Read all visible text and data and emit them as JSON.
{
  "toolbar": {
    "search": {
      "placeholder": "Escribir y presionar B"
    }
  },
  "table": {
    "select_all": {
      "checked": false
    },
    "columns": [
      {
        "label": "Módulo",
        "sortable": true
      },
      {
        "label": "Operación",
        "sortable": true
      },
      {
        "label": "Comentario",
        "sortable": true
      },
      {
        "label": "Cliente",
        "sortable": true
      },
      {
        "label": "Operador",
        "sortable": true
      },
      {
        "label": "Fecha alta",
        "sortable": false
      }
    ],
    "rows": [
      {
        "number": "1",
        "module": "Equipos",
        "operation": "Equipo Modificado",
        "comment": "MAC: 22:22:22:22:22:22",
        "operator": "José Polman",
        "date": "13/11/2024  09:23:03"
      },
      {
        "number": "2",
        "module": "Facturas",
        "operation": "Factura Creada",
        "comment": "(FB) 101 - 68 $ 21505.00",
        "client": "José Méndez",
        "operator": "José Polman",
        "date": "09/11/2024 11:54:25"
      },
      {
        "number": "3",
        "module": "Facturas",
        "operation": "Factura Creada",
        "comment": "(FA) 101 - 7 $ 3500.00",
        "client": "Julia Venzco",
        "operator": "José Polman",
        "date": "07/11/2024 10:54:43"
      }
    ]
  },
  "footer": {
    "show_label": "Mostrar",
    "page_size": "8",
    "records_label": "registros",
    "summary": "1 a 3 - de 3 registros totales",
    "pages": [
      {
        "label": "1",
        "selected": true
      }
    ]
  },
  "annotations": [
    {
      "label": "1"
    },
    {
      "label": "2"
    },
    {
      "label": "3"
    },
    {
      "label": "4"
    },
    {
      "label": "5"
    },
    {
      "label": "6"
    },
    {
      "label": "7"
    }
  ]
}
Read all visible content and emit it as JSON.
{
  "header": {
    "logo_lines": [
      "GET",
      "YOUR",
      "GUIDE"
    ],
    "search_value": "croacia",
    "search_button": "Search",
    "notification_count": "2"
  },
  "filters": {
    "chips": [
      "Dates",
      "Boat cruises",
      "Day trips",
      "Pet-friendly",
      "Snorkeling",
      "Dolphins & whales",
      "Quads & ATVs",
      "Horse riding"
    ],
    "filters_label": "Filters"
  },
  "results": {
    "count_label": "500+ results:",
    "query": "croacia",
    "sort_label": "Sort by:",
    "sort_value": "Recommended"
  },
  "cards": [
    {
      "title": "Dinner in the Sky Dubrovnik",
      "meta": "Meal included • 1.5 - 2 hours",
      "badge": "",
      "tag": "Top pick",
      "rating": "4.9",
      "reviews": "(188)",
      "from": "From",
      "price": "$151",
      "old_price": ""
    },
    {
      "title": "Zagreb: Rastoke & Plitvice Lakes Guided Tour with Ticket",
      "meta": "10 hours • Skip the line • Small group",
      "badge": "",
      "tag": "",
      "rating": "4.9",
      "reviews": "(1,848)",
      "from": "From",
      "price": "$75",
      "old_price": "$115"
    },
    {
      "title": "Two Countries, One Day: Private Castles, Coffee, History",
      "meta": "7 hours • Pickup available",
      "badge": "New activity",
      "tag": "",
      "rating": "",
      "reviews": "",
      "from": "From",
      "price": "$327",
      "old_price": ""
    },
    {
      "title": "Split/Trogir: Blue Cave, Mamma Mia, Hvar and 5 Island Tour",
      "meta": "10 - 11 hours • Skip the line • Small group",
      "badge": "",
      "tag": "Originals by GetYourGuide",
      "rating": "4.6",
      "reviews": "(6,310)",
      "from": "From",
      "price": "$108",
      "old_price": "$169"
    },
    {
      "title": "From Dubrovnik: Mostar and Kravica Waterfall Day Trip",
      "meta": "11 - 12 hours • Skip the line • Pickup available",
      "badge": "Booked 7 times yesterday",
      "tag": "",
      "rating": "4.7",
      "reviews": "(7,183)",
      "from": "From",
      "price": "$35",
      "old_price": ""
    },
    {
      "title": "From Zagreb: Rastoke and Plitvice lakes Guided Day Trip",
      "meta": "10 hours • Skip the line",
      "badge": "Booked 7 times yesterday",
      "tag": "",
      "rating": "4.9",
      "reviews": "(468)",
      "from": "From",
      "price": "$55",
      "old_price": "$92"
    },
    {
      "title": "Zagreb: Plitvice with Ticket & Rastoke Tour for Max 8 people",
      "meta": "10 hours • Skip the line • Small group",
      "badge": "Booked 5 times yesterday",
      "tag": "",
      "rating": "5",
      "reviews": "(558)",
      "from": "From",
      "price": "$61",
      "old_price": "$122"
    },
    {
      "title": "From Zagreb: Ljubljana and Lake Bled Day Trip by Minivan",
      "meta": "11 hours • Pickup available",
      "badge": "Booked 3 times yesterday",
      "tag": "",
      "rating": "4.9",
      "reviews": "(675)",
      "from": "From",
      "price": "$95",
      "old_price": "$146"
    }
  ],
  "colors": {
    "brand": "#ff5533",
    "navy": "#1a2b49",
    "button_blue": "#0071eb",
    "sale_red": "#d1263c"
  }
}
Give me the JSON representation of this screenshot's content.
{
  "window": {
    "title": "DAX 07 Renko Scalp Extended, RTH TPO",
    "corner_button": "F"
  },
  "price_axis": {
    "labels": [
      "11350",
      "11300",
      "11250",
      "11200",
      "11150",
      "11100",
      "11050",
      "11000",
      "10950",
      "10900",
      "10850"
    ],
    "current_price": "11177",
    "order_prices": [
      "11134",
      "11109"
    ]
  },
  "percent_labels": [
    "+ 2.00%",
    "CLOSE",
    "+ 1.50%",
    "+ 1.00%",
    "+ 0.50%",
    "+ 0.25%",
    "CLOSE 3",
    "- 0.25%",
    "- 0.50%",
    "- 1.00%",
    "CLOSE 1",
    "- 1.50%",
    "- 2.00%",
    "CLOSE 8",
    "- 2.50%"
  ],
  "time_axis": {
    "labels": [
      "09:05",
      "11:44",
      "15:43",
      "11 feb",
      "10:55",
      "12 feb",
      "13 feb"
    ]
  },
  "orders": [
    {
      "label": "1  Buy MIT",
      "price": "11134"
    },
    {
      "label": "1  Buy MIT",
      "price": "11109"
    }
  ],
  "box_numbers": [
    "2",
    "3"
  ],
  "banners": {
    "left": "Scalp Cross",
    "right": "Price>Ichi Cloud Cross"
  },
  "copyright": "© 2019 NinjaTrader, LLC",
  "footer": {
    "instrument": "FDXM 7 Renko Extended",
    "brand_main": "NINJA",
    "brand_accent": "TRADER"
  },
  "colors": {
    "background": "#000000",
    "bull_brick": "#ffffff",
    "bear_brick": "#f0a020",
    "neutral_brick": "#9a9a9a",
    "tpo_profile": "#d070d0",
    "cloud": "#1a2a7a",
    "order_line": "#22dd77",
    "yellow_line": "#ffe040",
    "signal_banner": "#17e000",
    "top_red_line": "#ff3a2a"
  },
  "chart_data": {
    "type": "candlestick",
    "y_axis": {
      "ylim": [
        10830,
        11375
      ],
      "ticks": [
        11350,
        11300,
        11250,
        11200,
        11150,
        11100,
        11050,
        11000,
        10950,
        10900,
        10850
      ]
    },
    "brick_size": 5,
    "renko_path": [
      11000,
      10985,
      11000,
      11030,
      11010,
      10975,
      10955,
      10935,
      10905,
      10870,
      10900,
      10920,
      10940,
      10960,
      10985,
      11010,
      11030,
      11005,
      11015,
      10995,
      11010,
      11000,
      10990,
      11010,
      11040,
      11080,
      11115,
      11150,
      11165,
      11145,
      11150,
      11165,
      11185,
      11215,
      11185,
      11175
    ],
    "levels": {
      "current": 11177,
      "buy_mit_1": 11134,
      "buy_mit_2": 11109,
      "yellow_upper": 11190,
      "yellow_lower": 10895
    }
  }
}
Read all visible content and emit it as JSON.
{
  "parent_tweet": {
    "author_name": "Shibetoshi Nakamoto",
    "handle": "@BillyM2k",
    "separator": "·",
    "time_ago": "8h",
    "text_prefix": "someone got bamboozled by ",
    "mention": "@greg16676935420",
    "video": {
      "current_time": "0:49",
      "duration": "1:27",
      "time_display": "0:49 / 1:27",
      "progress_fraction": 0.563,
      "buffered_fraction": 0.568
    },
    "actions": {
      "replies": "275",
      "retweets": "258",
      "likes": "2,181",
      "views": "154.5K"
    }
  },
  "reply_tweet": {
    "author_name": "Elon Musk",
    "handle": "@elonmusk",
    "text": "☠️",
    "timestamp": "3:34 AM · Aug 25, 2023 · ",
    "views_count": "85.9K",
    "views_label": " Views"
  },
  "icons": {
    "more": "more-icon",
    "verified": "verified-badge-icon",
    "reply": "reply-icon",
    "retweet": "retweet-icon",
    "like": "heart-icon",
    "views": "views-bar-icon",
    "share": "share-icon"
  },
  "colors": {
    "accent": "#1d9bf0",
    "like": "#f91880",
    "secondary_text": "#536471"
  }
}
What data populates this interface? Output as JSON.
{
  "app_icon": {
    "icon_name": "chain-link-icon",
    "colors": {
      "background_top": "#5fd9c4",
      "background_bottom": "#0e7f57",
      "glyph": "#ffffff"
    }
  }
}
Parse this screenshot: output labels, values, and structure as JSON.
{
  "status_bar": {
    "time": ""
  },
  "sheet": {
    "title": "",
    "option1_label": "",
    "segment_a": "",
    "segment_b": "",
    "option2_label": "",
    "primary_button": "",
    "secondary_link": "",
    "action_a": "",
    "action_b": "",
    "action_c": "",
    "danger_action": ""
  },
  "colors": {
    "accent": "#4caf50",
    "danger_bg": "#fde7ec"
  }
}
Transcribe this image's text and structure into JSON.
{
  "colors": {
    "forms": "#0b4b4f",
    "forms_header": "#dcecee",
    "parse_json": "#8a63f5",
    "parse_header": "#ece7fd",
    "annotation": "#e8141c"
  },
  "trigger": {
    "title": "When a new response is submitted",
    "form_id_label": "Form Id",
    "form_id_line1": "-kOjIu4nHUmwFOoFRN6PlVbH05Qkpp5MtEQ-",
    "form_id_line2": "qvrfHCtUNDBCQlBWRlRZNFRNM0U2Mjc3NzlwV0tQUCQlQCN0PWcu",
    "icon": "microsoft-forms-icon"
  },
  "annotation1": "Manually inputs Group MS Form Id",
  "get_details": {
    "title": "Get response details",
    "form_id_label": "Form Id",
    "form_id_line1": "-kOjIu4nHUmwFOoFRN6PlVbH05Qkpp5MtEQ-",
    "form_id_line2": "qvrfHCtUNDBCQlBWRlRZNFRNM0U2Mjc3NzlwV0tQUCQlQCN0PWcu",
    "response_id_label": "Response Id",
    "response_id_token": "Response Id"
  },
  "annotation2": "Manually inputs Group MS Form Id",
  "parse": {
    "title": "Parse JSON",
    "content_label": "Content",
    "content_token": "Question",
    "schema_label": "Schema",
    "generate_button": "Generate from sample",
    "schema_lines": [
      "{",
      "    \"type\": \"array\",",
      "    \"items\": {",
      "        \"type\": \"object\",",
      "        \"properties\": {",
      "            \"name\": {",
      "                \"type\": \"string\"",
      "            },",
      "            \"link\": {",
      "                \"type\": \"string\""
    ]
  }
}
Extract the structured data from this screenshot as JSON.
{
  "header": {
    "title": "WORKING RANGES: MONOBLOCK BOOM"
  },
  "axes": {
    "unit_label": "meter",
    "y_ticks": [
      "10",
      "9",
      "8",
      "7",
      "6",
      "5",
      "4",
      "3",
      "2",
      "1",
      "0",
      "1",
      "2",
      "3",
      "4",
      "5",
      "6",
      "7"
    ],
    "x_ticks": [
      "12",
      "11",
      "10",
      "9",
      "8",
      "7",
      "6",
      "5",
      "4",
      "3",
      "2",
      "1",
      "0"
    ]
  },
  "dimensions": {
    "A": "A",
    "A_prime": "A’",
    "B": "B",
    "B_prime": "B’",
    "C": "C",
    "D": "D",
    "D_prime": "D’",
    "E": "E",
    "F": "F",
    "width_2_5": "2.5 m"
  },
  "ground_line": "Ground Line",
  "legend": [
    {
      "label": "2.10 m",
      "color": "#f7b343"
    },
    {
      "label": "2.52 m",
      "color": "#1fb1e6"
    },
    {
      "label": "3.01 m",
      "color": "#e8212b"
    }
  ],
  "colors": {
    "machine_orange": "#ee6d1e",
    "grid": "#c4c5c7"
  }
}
########################################
- [WHAT YOU NEED TO DO]: Make an exact copy of every line from the one with "Extract the structured" to the end of the data, with the first and last of those lines included.

- [THE COMPLETED TASK]:
Extract the structured data from this screenshot as JSON.
{
  "header": {
    "title": "WORKING RANGES: MONOBLOCK BOOM"
  },
  "axes": {
    "unit_label": "meter",
    "y_ticks": [
      "10",
      "9",
      "8",
      "7",
      "6",
      "5",
      "4",
      "3",
      "2",
      "1",
      "0",
      "1",
      "2",
      "3",
      "4",
      "5",
      "6",
      "7"
    ],
    "x_ticks": [
      "12",
      "11",
      "10",
      "9",
      "8",
      "7",
      "6",
      "5",
      "4",
      "3",
      "2",
      "1",
      "0"
    ]
  },
  "dimensions": {
    "A": "A",
    "A_prime": "A’",
    "B": "B",
    "B_prime": "B’",
    "C": "C",
    "D": "D",
    "D_prime": "D’",
    "E": "E",
    "F": "F",
    "width_2_5": "2.5 m"
  },
  "ground_line": "Ground Line",
  "legend": [
    {
      "label": "2.10 m",
      "color": "#f7b343"
    },
    {
      "label": "2.52 m",
      "color": "#1fb1e6"
    },
    {
      "label": "3.01 m",
      "color": "#e8212b"
    }
  ],
  "colors": {
    "machine_orange": "#ee6d1e",
    "grid": "#c4c5c7"
  }
}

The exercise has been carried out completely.